[R] ANCOVA when you don't know factor levels
Liaw, Andy
andy_liaw at merck.com
Wed Mar 17 14:06:11 CET 2004
This sounds like a good case for mixture regression, for which there's Fritz
Leisch's `flexmix' package. However, I don't think flexmix has facility for
testing whether the mixture has one vs. two components. Others on the list
surely would know more than I do.
HTH,
Andy
> From: Rob Knell
>
> Hello people
>
> I am doing some thinking about how to analyse data on
> dimorphic animals
> - where different individuals of the same species have rather
> different
> morphology. An example of this is that some male beetles have large
> horns and small wings, and rely on beating the other guys up to get
> access to mates, whereas others have smaller horns and larger wings,
> and rely on mobility to find mates before the guys with the
> big horns
> turn up and beat them up. Normally what we do to see if this is
> happening is to plot a scatter plot of horn length vs body size. If
> it's a simple straight line relationship then no dimorphism, but if
> it's either a line with an obvious change of slope or two separate
> lines then you've got a dimorphic animal.

INFORMATION PROVIDED →

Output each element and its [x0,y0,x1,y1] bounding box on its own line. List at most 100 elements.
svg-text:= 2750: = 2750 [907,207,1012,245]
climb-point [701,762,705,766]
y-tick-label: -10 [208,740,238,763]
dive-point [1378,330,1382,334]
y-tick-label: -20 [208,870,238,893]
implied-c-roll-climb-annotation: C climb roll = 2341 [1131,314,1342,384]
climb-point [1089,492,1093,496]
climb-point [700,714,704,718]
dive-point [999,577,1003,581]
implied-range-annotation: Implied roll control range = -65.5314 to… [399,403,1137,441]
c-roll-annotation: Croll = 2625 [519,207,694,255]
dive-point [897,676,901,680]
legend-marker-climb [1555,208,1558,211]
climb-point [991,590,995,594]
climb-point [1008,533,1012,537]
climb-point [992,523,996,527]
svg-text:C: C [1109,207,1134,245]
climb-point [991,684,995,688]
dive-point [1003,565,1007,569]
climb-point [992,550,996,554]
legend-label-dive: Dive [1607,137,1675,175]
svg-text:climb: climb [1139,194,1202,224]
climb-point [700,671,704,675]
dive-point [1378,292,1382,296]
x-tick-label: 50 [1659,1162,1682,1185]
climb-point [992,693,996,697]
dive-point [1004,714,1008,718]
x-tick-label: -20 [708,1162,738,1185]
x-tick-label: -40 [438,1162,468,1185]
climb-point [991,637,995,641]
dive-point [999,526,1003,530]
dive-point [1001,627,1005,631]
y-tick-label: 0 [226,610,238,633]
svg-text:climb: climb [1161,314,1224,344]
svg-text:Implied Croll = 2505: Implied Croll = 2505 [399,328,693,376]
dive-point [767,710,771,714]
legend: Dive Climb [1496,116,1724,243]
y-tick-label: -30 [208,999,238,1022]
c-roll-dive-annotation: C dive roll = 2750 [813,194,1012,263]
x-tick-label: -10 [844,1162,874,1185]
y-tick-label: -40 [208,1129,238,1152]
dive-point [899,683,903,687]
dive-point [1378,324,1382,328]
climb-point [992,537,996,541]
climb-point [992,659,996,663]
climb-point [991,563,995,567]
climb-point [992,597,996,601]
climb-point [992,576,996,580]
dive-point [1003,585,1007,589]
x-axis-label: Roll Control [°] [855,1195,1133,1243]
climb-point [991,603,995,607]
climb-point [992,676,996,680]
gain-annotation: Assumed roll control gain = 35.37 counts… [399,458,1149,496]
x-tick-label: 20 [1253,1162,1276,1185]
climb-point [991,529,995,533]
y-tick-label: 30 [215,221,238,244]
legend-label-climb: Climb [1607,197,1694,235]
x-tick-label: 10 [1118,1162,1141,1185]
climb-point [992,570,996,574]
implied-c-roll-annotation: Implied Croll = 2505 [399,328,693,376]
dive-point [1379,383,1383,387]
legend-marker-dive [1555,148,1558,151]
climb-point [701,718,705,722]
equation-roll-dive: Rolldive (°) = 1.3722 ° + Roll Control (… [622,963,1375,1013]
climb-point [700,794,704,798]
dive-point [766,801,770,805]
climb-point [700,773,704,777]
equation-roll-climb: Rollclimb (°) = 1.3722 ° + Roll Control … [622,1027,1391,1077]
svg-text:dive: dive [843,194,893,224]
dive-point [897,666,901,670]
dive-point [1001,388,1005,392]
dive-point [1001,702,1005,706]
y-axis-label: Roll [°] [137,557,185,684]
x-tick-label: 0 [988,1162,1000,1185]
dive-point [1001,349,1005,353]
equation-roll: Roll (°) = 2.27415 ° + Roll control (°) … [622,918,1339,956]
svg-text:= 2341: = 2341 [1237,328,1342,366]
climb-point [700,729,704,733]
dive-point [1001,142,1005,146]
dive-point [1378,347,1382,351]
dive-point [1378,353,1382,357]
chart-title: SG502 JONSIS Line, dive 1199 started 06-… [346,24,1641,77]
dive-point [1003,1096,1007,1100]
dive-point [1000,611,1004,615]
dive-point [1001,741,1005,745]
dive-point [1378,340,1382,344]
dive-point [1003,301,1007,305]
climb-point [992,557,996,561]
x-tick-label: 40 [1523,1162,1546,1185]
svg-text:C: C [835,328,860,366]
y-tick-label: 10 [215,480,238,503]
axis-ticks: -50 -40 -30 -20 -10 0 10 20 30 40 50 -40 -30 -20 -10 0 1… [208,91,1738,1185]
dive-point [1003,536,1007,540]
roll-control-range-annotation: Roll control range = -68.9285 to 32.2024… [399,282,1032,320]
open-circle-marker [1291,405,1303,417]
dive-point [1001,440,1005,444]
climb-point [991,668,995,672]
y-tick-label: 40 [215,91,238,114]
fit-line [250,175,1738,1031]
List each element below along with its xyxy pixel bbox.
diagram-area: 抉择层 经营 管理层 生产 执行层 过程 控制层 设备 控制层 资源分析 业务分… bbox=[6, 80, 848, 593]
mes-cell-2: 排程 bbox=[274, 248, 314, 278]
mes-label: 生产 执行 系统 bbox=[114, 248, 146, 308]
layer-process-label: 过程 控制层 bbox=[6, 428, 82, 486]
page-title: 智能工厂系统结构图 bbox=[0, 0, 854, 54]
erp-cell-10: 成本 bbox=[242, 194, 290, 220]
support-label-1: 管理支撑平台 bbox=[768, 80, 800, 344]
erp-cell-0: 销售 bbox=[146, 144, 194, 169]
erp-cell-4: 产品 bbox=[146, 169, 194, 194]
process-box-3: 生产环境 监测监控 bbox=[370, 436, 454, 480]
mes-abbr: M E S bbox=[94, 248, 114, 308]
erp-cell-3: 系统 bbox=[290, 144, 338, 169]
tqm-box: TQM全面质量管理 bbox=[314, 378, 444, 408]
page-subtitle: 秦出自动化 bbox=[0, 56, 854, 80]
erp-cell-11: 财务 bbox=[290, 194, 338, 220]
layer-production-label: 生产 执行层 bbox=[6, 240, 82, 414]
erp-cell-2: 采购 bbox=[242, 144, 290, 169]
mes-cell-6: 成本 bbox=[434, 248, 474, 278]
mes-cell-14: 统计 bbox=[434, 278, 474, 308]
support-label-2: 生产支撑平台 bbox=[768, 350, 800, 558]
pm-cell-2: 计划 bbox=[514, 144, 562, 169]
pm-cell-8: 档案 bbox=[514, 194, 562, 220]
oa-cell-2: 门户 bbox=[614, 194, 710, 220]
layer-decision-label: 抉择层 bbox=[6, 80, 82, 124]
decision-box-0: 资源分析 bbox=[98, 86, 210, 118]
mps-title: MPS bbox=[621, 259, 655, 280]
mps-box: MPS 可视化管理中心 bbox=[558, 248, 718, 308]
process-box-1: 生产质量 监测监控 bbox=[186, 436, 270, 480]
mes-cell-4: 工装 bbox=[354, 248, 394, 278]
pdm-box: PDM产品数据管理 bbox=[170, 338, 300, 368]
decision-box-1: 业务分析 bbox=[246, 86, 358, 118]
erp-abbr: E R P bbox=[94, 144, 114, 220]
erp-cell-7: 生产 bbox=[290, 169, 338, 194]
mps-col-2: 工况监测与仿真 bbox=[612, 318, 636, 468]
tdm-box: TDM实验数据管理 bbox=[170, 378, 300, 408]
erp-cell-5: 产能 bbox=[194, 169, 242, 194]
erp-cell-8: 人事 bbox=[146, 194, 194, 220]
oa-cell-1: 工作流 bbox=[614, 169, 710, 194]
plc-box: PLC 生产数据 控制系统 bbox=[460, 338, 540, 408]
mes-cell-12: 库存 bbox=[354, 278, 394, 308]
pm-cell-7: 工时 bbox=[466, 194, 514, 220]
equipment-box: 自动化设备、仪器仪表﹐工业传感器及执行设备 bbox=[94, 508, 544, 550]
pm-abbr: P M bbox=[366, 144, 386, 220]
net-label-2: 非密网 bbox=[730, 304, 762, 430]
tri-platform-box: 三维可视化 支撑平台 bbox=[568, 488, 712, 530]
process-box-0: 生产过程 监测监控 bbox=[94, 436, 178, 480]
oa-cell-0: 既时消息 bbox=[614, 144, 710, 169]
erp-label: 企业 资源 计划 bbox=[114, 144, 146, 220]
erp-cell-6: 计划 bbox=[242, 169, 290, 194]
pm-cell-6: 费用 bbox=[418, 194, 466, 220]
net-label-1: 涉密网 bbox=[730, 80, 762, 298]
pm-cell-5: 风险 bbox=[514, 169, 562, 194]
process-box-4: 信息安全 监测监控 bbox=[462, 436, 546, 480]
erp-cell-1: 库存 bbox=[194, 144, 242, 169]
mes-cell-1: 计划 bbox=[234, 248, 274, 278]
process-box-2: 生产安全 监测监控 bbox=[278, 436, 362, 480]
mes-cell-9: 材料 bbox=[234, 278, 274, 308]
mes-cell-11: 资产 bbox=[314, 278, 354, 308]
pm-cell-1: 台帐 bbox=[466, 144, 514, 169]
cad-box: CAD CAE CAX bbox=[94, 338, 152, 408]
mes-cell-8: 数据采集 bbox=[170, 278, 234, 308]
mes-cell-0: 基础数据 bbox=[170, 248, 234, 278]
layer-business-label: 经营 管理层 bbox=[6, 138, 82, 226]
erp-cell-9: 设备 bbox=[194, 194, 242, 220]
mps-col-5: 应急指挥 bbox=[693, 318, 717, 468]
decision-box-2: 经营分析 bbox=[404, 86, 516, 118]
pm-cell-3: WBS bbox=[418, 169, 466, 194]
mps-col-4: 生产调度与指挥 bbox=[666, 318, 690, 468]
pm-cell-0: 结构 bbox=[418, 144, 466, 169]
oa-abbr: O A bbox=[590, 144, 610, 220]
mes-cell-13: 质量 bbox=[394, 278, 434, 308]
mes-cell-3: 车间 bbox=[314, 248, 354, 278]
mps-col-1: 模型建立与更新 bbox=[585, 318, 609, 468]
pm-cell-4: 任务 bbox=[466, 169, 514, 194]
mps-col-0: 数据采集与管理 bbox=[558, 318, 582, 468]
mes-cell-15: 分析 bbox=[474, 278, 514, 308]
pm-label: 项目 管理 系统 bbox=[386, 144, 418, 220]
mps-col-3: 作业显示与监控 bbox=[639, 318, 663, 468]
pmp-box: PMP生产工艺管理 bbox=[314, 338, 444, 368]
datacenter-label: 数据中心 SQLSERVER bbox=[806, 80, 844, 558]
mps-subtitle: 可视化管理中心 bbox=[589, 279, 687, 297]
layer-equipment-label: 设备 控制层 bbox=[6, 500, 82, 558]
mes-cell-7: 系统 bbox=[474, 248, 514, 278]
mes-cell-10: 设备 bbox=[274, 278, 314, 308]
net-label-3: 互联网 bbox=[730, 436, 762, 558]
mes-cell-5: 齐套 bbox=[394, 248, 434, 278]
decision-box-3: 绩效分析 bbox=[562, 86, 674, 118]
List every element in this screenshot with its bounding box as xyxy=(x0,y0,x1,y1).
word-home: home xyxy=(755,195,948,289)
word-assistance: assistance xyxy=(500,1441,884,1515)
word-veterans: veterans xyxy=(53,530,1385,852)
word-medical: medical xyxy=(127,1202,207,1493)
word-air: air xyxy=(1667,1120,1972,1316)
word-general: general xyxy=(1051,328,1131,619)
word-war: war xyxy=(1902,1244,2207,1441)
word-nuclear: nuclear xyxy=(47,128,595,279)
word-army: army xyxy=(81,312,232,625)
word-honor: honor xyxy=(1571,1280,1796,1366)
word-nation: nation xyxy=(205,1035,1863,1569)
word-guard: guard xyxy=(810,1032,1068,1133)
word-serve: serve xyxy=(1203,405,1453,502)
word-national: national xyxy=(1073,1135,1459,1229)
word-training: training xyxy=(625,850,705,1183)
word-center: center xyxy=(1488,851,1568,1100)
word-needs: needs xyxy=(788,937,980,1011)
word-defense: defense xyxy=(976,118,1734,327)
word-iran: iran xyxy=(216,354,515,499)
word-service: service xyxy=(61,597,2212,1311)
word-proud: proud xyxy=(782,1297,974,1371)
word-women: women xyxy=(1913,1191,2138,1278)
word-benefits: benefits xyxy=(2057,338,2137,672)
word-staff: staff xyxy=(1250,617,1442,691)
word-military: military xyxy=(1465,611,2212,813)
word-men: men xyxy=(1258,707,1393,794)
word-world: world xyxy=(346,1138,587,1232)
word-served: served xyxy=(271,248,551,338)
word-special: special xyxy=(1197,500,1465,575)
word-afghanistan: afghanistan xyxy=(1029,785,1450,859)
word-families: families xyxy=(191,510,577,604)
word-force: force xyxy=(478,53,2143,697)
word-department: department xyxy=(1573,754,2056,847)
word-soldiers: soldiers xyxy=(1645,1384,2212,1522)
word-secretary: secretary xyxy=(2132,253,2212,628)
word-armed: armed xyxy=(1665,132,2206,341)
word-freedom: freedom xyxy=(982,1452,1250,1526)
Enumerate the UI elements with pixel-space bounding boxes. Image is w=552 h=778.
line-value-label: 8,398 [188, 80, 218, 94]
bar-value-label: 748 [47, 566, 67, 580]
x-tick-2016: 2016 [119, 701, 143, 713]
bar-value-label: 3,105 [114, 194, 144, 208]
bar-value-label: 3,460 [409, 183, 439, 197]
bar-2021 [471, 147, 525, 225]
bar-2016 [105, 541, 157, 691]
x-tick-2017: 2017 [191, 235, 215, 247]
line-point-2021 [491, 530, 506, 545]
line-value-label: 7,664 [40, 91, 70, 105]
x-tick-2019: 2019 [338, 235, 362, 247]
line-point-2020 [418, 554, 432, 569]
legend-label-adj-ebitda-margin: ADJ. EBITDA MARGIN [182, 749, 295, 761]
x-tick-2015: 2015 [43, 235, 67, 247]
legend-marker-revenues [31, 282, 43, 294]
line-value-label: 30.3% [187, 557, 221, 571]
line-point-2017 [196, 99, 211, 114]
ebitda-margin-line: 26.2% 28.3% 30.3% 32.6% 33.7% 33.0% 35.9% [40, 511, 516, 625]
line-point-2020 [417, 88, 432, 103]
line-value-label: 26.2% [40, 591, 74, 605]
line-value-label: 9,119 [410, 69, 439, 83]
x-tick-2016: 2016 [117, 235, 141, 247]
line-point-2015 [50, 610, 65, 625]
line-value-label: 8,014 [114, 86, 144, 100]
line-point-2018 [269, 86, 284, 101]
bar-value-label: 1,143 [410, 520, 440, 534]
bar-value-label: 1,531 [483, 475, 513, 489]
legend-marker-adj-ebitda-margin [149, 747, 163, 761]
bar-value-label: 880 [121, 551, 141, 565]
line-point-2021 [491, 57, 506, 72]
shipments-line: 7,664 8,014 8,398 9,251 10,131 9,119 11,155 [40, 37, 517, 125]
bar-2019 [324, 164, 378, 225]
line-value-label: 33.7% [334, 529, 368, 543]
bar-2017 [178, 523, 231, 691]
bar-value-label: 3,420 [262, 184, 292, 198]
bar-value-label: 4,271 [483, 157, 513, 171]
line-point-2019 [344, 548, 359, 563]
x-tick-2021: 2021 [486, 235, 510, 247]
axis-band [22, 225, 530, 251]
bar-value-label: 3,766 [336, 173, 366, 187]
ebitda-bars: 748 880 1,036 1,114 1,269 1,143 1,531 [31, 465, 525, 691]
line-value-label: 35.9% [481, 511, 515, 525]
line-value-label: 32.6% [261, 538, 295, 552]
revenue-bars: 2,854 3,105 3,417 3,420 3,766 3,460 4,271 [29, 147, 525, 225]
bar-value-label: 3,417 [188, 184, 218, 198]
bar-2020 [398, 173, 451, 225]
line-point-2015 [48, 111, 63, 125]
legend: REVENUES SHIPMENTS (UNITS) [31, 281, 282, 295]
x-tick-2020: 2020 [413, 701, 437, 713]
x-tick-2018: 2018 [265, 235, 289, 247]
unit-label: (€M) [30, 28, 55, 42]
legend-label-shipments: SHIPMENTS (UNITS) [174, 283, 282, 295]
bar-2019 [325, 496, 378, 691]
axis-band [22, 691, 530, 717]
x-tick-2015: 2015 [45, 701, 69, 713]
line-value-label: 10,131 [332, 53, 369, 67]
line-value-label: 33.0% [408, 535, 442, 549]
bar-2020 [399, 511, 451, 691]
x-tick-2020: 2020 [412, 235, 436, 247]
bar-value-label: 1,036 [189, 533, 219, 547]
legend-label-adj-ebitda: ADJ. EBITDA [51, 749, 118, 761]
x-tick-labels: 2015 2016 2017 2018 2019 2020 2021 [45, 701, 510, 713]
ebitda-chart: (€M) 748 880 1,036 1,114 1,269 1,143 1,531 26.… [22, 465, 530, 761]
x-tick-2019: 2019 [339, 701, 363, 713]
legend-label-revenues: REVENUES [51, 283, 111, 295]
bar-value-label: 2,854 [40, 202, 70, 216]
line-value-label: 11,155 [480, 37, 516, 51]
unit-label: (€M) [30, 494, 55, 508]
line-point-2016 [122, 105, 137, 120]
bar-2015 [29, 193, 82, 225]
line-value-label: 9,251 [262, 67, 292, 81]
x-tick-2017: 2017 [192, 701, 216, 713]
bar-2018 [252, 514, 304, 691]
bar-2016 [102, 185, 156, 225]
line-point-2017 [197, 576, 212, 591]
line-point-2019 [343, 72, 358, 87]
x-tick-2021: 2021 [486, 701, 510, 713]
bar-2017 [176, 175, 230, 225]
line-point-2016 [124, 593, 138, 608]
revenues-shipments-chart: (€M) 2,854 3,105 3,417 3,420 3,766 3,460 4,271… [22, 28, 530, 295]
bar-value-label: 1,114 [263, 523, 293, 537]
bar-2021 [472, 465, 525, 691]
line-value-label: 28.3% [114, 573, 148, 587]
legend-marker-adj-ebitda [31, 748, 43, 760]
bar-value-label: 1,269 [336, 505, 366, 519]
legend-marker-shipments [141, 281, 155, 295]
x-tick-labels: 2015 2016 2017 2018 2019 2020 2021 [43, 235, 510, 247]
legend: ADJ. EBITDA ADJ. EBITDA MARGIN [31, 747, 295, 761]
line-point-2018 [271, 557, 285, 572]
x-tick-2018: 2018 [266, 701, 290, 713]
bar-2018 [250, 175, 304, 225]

DESCRIPTION OF THE TASK → Write out the part of the ANCOVA post that opens with the words containing "[R] ANCOVA when" and closes with "more than I do.", reproducing it verbatim.

ANSWER TO THE PROBLEM →
[R] ANCOVA when you don't know factor levels
Liaw, Andy
andy_liaw at merck.com
Wed Mar 17 14:06:11 CET 2004
This sounds like a good case for mixture regression, for which there's Fritz
Leisch's `flexmix' package. However, I don't think flexmix has facility for
testing whether the mixture has one vs. two components. Others on the list
surely would know more than I do.